(Recorded data)

— START —

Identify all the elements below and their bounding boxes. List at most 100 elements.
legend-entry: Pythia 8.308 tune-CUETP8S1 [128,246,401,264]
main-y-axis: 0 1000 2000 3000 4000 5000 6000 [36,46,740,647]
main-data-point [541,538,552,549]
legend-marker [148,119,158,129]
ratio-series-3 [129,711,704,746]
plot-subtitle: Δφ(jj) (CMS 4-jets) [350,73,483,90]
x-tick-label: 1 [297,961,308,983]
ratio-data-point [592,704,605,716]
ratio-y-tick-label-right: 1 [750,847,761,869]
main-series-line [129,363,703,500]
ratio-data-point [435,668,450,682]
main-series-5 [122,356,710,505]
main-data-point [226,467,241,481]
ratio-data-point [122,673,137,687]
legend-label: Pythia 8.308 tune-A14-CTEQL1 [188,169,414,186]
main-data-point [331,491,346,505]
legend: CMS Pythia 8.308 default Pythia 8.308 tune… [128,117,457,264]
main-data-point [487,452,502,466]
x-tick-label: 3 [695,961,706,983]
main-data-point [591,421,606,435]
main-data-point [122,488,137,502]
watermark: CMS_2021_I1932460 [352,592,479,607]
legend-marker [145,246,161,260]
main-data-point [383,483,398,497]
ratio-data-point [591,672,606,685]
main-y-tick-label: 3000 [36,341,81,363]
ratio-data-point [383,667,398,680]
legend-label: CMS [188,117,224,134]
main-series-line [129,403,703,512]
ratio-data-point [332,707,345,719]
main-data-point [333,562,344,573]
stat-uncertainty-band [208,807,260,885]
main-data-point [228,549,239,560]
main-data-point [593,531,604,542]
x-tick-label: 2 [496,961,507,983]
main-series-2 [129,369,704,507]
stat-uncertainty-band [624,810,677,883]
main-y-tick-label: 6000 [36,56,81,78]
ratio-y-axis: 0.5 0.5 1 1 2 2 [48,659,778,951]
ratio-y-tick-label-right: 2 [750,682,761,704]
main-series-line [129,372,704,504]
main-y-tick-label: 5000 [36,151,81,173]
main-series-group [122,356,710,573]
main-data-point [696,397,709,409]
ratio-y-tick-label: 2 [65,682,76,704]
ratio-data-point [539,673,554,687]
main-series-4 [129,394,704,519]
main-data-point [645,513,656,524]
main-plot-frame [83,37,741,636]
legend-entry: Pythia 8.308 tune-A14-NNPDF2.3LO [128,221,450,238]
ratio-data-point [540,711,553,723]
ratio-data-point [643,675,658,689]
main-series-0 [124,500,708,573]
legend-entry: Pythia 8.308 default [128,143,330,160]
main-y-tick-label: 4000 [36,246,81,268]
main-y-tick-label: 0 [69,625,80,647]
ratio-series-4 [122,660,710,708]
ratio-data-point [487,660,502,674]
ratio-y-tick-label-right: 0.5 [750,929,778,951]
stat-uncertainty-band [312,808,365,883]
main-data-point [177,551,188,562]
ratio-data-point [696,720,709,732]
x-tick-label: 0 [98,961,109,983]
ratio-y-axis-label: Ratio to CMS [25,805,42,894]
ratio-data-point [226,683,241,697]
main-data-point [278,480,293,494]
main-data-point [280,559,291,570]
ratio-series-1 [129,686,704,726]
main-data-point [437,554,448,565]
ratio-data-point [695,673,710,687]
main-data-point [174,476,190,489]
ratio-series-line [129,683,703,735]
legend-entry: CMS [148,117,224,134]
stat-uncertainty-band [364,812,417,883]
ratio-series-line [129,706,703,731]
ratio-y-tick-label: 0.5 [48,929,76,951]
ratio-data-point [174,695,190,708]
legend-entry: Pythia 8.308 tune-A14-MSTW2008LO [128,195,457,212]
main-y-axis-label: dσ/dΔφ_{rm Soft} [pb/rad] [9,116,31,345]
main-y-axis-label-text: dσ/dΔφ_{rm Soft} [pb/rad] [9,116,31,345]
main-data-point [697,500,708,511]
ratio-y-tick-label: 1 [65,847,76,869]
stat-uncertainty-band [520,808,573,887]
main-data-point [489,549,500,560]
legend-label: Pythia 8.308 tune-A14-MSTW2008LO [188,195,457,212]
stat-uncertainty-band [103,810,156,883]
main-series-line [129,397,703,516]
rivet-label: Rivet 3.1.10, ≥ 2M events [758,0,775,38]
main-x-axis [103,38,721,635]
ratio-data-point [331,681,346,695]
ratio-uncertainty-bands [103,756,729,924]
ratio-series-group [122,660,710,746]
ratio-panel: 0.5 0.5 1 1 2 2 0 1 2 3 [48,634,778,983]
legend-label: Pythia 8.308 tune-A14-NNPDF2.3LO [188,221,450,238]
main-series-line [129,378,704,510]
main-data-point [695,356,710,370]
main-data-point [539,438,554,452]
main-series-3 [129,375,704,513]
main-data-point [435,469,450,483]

— END —

| PROBLEM TO WORK ON |
Copy every line of the recorded data above without any changes.

| SOLUTION |
Identify all the elements below and their bounding boxes. List at most 100 elements.
legend-entry: Pythia 8.308 tune-CUETP8S1 [128,246,401,264]
main-y-axis: 0 1000 2000 3000 4000 5000 6000 [36,46,740,647]
main-data-point [541,538,552,549]
legend-marker [148,119,158,129]
ratio-series-3 [129,711,704,746]
plot-subtitle: Δφ(jj) (CMS 4-jets) [350,73,483,90]
x-tick-label: 1 [297,961,308,983]
ratio-data-point [592,704,605,716]
ratio-y-tick-label-right: 1 [750,847,761,869]
main-series-line [129,363,703,500]
ratio-data-point [435,668,450,682]
main-series-5 [122,356,710,505]
main-data-point [226,467,241,481]
ratio-data-point [122,673,137,687]
legend-label: Pythia 8.308 tune-A14-CTEQL1 [188,169,414,186]
main-data-point [331,491,346,505]
legend: CMS Pythia 8.308 default Pythia 8.308 tune… [128,117,457,264]
main-data-point [487,452,502,466]
x-tick-label: 3 [695,961,706,983]
main-data-point [591,421,606,435]
main-data-point [122,488,137,502]
watermark: CMS_2021_I1932460 [352,592,479,607]
legend-marker [145,246,161,260]
main-data-point [383,483,398,497]
ratio-data-point [591,672,606,685]
main-y-tick-label: 3000 [36,341,81,363]
ratio-data-point [383,667,398,680]
legend-label: CMS [188,117,224,134]
main-series-line [129,403,703,512]
ratio-data-point [332,707,345,719]
main-data-point [333,562,344,573]
stat-uncertainty-band [208,807,260,885]
main-data-point [228,549,239,560]
main-data-point [593,531,604,542]
x-tick-label: 2 [496,961,507,983]
main-series-2 [129,369,704,507]
stat-uncertainty-band [624,810,677,883]
main-y-tick-label: 6000 [36,56,81,78]
ratio-y-axis: 0.5 0.5 1 1 2 2 [48,659,778,951]
ratio-y-tick-label-right: 2 [750,682,761,704]
main-series-line [129,372,704,504]
main-y-tick-label: 5000 [36,151,81,173]
main-series-group [122,356,710,573]
main-data-point [696,397,709,409]
ratio-y-tick-label: 2 [65,682,76,704]
ratio-data-point [539,673,554,687]
main-series-4 [129,394,704,519]
main-data-point [645,513,656,524]
main-plot-frame [83,37,741,636]
legend-entry: Pythia 8.308 tune-A14-NNPDF2.3LO [128,221,450,238]
ratio-data-point [540,711,553,723]
ratio-data-point [643,675,658,689]
main-series-0 [124,500,708,573]
legend-entry: Pythia 8.308 default [128,143,330,160]
main-y-tick-label: 4000 [36,246,81,268]
main-y-tick-label: 0 [69,625,80,647]
ratio-series-4 [122,660,710,708]
ratio-data-point [487,660,502,674]
ratio-y-tick-label-right: 0.5 [750,929,778,951]
stat-uncertainty-band [312,808,365,883]
main-data-point [177,551,188,562]
ratio-data-point [696,720,709,732]
x-tick-label: 0 [98,961,109,983]
ratio-y-axis-label: Ratio to CMS [25,805,42,894]
ratio-data-point [226,683,241,697]
main-data-point [278,480,293,494]
main-data-point [280,559,291,570]
ratio-series-1 [129,686,704,726]
main-data-point [437,554,448,565]
ratio-data-point [695,673,710,687]
main-data-point [174,476,190,489]
ratio-series-line [129,683,703,735]
legend-entry: CMS [148,117,224,134]
stat-uncertainty-band [364,812,417,883]
ratio-series-line [129,706,703,731]
ratio-y-tick-label: 0.5 [48,929,76,951]
ratio-data-point [174,695,190,708]
legend-entry: Pythia 8.308 tune-A14-MSTW2008LO [128,195,457,212]
main-y-axis-label: dσ/dΔφ_{rm Soft} [pb/rad] [9,116,31,345]
main-y-axis-label-text: dσ/dΔφ_{rm Soft} [pb/rad] [9,116,31,345]
main-data-point [697,500,708,511]
ratio-y-tick-label: 1 [65,847,76,869]
stat-uncertainty-band [520,808,573,887]
main-data-point [489,549,500,560]
legend-label: Pythia 8.308 tune-A14-MSTW2008LO [188,195,457,212]
stat-uncertainty-band [103,810,156,883]
main-series-line [129,397,703,516]
rivet-label: Rivet 3.1.10, ≥ 2M events [758,0,775,38]
main-x-axis [103,38,721,635]
ratio-data-point [331,681,346,695]
ratio-uncertainty-bands [103,756,729,924]
ratio-series-group [122,660,710,746]
ratio-panel: 0.5 0.5 1 1 2 2 0 1 2 3 [48,634,778,983]
legend-label: Pythia 8.308 tune-A14-NNPDF2.3LO [188,221,450,238]
main-series-line [129,378,704,510]
main-data-point [695,356,710,370]
main-data-point [539,438,554,452]
main-series-3 [129,375,704,513]
main-data-point [435,469,450,483]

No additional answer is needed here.